• _PROBLEMS_
a – Return the part of the post on McKnight's King Jesus Gospel from "In short, creating" to "is not exegesis.", word for word.
b – Translate this sentence from the post on McKnight's King Jesus Gospel into Spanish: "When we draw from history, we tend to be very selective."
c – Write what comes next in the post on McKnight's King Jesus Gospel, picking up after its final sentence.

• _PASSAGE PROVIDED_
Sunday, November 06, 2011

McKnight 4: From Salvation to Story

I've been working through Scot McKnight's King Jesus Gospel.  The previous posts include:

Intro: Evangelism Explosion
Chap 1: The Big Question: What is the Gospel?
Chap 2: Gospel Culture vs Salvation Culture

Today it's Chap 3: From Salvation to Story

In this chapter, Scot argues that "The Plan of Salvation and the Method of Persuasion have been given so much weight they are crushing and have crushed the Story of Israel and the Story of Jesus" (43).  To put the plan of salvation in proper perspective, he argues, we have to understand it in the context of the story of God walking with Israel which culminated in the story of Jesus.

He also reveals his hand in this section, he is going to argue that "the word gospel belongs to one and only one of our four sets of terms [story of Israel, story of Jesus, plan of salvation, method of persuasion], and I will contend that it belongs to the Story of Jesus as the resolution to Israel's Story" (44).  In other words, the gospel is not the plan of salvation but the good news about Jesus.

McKnight will no doubt get to the implications.  I think we can again see the two I have already mentioned--getting it right and where we put our emphasis.

I do think that Scot, like Tom Wright, overreads the role the story of Israel played in the thinking of the NT authors.  When we draw from history, we tend to be very selective.  We use what Lyotard called petits récits.  Wright and McKnight in this chapter blur, in my opinion, into theological interpretation (rather than historical exegesis) when they import too much of a grand récit from the OT into the localized meanings of specific passages in the NT.  And they run the risk of creating too unified a grand récit of the NT use of the word "gospel" as well.

In short, creating an overarching sense of the gospel in the New Testament moves beyond exegesis into theologizing, just as drawing on some supposed unified story of Israel is neither OT exegesis nor a story presupposed in its entirety by any one NT text.  It is theologizing.  I have no problem with such theologizing, only that it so often pretends to be exegesis.

The "grand narrative" that Wright and here McKnight are building is constructed out of biblical materials but it goes well beyond the "local narratives" presupposed by individual NT texts. It blurs into theological interpretation and at that point is not exegesis.

• _SUPPLIED INFORMATION_
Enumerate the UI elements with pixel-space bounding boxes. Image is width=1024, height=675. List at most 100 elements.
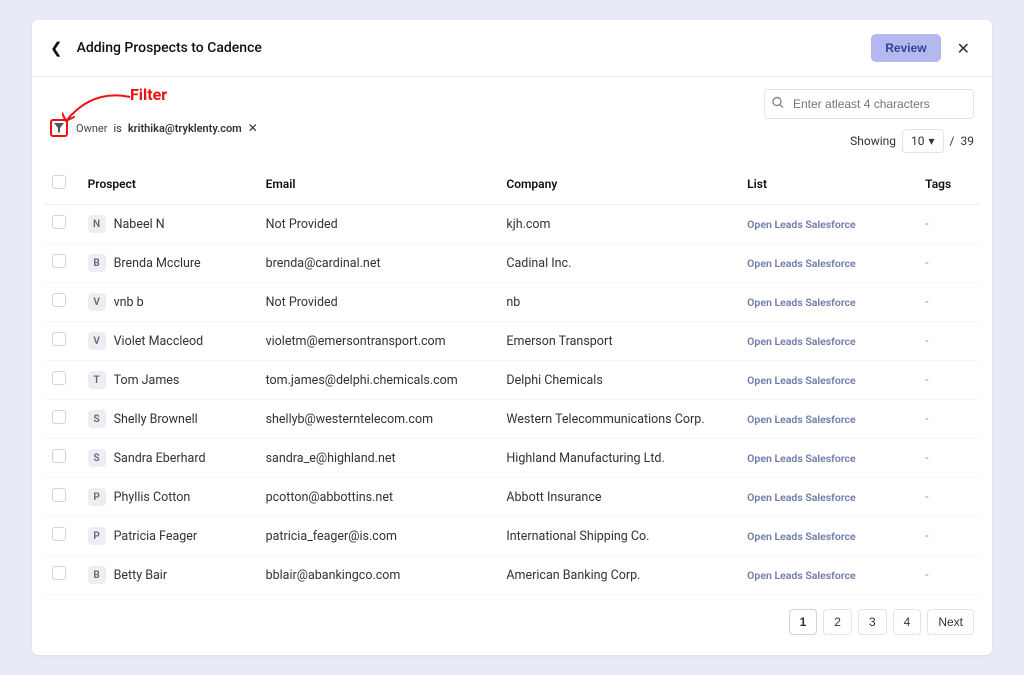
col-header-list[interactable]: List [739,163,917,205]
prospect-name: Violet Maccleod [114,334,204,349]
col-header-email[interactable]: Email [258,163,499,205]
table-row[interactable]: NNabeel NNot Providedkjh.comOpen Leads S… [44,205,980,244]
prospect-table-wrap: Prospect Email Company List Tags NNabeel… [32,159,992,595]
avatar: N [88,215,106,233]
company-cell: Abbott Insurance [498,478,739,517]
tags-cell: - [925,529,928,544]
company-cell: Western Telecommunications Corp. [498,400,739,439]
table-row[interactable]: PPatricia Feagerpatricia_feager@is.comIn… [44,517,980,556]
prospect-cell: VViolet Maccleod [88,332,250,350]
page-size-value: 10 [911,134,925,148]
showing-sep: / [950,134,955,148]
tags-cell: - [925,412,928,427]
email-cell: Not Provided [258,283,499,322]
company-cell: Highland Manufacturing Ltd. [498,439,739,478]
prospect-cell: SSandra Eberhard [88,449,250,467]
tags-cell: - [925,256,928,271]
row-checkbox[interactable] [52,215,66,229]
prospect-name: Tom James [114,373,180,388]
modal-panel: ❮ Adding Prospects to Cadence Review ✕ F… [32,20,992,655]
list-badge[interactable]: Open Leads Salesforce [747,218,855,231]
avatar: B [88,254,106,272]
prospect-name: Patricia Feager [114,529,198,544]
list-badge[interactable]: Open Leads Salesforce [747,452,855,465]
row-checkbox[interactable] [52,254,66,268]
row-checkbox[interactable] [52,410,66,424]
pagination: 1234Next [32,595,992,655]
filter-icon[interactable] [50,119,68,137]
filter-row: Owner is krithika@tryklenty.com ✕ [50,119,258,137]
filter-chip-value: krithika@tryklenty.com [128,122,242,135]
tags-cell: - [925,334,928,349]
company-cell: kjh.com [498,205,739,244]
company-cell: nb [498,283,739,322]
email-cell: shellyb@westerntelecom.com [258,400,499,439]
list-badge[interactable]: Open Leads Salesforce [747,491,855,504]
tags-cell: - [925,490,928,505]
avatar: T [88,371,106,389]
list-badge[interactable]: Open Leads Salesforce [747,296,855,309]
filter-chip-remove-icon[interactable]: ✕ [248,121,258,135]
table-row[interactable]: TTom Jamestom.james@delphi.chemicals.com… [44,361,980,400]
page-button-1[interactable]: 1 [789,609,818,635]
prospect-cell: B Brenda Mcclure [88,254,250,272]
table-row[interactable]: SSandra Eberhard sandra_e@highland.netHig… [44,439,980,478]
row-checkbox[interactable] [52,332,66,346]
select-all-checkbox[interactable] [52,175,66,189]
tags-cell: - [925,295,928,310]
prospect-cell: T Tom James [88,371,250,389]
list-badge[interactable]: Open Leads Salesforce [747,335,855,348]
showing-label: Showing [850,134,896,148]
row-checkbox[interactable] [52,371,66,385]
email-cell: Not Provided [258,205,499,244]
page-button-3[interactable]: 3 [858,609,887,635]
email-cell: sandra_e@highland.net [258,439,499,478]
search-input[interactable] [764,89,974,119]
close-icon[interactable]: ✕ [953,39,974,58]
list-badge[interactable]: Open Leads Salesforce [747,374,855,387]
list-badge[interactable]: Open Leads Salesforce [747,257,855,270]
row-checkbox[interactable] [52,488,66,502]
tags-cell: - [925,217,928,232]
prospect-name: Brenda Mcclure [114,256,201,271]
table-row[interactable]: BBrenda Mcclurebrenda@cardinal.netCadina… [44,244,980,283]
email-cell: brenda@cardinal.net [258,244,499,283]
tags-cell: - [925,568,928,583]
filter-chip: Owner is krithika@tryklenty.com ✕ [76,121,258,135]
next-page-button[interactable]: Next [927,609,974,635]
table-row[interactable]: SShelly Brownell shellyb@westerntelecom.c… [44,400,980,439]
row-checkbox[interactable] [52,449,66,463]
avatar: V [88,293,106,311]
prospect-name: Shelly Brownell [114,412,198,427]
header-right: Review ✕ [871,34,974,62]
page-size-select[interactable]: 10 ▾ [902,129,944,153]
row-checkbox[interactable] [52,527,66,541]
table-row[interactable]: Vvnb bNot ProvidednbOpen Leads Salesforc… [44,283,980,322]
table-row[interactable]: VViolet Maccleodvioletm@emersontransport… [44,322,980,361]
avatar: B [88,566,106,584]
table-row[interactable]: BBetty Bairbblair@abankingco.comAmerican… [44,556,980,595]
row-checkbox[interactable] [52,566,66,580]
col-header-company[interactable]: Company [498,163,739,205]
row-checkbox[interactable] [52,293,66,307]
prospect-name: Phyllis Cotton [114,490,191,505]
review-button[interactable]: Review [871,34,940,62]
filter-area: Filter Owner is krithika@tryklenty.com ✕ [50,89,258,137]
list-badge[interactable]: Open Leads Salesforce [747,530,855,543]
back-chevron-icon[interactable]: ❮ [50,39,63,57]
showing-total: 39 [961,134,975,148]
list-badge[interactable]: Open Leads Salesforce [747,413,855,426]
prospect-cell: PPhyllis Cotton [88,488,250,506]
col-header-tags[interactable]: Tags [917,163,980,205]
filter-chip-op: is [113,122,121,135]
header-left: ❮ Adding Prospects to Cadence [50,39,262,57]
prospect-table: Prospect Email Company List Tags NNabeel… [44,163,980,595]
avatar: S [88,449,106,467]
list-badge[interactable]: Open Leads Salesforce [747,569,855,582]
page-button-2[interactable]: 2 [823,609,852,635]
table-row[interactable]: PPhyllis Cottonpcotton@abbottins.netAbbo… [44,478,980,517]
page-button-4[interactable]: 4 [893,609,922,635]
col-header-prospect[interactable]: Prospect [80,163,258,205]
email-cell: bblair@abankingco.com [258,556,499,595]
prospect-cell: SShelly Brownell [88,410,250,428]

...

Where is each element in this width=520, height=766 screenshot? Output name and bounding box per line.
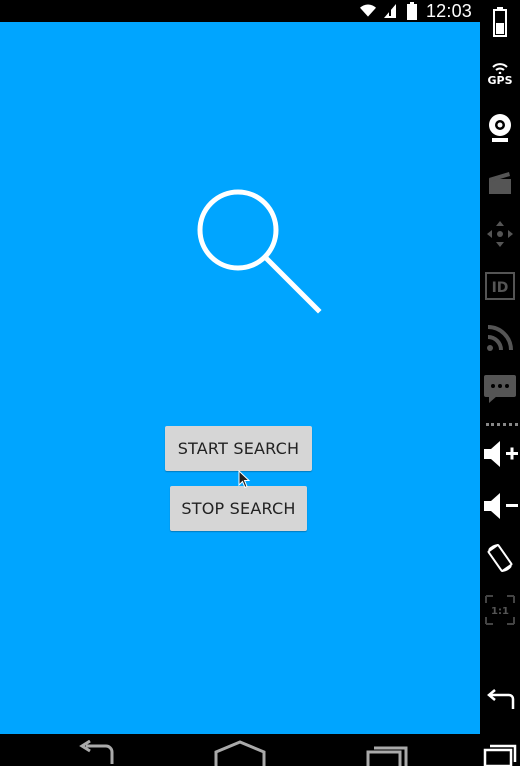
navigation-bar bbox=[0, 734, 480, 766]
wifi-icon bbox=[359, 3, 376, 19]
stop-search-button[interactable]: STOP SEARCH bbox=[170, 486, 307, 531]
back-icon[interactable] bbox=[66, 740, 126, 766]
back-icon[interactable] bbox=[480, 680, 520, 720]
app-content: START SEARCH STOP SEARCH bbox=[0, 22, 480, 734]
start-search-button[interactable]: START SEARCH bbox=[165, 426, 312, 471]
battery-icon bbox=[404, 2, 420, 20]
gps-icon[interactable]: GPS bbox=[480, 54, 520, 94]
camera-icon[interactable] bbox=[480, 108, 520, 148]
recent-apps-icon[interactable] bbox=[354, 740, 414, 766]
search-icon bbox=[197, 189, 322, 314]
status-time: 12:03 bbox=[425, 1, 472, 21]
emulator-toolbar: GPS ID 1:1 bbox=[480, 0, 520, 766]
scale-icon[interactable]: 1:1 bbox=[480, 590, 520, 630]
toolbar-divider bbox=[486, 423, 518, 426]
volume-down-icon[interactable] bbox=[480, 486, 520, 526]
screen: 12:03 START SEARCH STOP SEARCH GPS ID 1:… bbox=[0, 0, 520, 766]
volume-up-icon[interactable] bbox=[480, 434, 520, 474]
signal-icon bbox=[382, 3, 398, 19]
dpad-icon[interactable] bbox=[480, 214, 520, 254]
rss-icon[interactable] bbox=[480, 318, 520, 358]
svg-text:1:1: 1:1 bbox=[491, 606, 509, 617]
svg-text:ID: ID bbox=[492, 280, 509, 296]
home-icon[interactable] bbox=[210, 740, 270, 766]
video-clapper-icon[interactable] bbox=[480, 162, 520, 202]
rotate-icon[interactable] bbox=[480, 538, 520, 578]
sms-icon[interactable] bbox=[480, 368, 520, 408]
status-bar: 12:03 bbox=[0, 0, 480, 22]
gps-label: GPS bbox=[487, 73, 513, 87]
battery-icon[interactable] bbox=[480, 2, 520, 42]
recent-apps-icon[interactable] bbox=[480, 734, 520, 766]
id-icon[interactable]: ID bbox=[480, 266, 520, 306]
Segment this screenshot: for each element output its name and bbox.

--

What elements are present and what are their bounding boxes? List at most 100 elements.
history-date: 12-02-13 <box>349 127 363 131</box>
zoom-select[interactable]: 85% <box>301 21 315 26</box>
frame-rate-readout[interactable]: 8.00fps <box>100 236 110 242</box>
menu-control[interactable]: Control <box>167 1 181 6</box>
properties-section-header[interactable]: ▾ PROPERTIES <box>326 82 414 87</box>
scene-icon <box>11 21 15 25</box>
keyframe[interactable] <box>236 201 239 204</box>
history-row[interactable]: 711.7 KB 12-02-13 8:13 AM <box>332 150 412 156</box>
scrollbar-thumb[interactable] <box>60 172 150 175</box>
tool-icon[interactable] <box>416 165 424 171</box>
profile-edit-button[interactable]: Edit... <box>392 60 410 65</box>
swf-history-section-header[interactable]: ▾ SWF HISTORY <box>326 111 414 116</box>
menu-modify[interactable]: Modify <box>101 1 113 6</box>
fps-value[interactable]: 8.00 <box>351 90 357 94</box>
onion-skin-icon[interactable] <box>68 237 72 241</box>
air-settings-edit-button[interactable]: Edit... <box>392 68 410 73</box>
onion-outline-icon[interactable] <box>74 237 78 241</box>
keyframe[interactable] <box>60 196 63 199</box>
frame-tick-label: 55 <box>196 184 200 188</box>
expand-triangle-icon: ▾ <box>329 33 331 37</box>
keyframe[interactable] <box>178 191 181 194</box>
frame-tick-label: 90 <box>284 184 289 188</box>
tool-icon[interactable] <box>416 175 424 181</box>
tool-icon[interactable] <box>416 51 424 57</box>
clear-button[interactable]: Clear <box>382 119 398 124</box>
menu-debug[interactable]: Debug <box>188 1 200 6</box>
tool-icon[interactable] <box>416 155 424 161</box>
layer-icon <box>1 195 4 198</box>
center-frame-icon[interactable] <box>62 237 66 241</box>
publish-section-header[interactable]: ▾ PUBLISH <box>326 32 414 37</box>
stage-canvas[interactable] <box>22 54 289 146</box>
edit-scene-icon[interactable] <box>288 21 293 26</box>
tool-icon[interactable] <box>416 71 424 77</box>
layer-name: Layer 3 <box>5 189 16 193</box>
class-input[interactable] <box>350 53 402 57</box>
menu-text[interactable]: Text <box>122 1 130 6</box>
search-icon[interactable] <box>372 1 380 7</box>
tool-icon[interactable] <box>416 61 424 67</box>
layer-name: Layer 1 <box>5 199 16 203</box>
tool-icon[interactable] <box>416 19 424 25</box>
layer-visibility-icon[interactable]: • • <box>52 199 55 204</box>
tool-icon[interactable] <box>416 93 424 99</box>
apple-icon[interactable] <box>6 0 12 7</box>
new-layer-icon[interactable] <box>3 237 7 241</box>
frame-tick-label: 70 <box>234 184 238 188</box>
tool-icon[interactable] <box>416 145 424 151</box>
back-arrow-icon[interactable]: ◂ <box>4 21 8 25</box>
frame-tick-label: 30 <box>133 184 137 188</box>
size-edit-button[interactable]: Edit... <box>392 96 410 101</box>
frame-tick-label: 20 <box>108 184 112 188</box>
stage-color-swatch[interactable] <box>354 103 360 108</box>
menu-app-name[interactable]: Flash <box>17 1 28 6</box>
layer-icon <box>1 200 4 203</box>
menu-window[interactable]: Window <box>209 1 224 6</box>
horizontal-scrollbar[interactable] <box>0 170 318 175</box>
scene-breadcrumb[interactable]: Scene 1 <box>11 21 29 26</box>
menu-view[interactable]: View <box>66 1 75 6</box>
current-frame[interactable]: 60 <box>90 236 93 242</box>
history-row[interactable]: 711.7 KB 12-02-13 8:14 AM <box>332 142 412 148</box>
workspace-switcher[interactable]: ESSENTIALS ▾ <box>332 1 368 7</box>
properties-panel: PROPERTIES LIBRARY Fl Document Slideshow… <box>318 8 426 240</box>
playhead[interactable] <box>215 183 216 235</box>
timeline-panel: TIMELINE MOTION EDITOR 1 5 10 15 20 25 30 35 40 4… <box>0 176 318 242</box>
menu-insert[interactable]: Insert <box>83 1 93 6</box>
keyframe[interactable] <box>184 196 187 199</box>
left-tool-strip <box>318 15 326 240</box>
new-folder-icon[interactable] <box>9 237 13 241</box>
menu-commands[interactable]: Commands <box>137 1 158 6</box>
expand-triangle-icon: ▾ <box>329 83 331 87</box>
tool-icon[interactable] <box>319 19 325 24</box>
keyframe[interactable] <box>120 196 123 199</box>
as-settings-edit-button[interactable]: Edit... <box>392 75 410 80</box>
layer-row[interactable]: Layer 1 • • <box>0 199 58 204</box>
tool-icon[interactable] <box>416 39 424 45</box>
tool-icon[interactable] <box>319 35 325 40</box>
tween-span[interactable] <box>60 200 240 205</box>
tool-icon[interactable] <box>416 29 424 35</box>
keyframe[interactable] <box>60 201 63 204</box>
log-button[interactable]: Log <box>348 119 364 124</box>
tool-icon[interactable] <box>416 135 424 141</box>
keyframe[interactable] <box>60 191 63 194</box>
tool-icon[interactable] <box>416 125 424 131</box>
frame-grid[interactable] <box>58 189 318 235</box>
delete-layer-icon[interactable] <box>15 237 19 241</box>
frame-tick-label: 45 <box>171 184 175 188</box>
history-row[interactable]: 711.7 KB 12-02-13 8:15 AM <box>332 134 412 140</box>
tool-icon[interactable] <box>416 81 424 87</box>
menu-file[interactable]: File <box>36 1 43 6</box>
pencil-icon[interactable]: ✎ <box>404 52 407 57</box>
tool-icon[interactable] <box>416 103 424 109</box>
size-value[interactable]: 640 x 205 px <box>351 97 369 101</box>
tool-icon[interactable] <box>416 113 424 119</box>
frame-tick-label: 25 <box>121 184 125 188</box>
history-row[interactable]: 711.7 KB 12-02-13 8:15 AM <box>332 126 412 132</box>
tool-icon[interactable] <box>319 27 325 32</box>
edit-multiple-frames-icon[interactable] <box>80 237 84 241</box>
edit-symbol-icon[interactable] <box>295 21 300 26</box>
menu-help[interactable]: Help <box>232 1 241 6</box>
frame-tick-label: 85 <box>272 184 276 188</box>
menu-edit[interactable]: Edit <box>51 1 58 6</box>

• _RESPONSES TO THE EXERCISE_
a –
In short, creating an overarching sense of the gospel in the New Testament moves beyond exegesis into theologizing, just as drawing on some supposed unified story of Israel is neither OT exegesis nor a story presupposed in its entirety by any one NT text.  It is theologizing.  I have no problem with such theologizing, only that it so often pretends to be exegesis.

The "grand narrative" that Wright and here McKnight are building is constructed out of biblical materials but it goes well beyond the "local narratives" presupposed by individual NT texts. It blurs into theological interpretation and at that point is not exegesis.

b – Cuando recurrimos a la historia, tendemos a ser muy selectivos.

c –
6 comments:

Anonymous said...

Thank you so much for calling out Wright and McKnight. In trying to figure out what the whole Wrightian fuss was, I could not shake the feeling that he was too clever for his own good, that he had created this lovely story in his head that was so compelling that he would not allow any any inconvenient facts of history to ruin its elegance.

Ken Schenck said...

He is much cleverer than I. I do want to make it clear, however, in case he or Scot should chance across this exchange, that by saying they are theologizing, I am not dismissing what they're saying. I'm simply claiming that they have moved beyond the biblical text to theological construction.

Anonymous said...

This Story of Israel meme is kicking up a lot of discussion about how interpretations of kingdom of heaven/God affect Christian practice and outlook. Reading various blogs , especially Scot McKnight's discussions of his gospel of Jesus, a question has introduced itself in my mind.

Is the gospel about Jesus primarily or about the Kingdom itself? Jesus spends a lot of time discussing the nature of the kingdom and what is expected of his followers behavior - supposedly in relation to their role in the kingdom. In fact, compared to the kingdom discussion, Jesus' kingship hardly comes up in the Gospels. Even in John's Gospel, Jesus casts his role as doing the will of the Father.

I am increasingly thinking that McKnight is off on a tangent that, while intellectually satisfying, is a theological dead end.

Anonymous said...

I would hold that theology should never be divorced from exegesis, history or even science. Without outside checks. theology descends into metaphysics and opinion, an intellectual exercise increasingly divorced from the lives of those it should be reaching.

Scot McKnight said...

Ken, I don't see you calling us out so much as making a point.

Well, the Story ... I'm doing my bet to figure out what "story" makes sense of gospeling in the NT, and I focus on 1 Cor 15 and the gospel sermons in Acts, where Scriptures are used ... in other words, there is some kind of Story at work that gives rise to Jesus being Messiah/King.

We can at least take a good look at the Scriptures they were appealing to.

On top of this, I see the Gospels as the gospel itself, and I hope that is not a stretch for your readers. Why else call them "gospel"?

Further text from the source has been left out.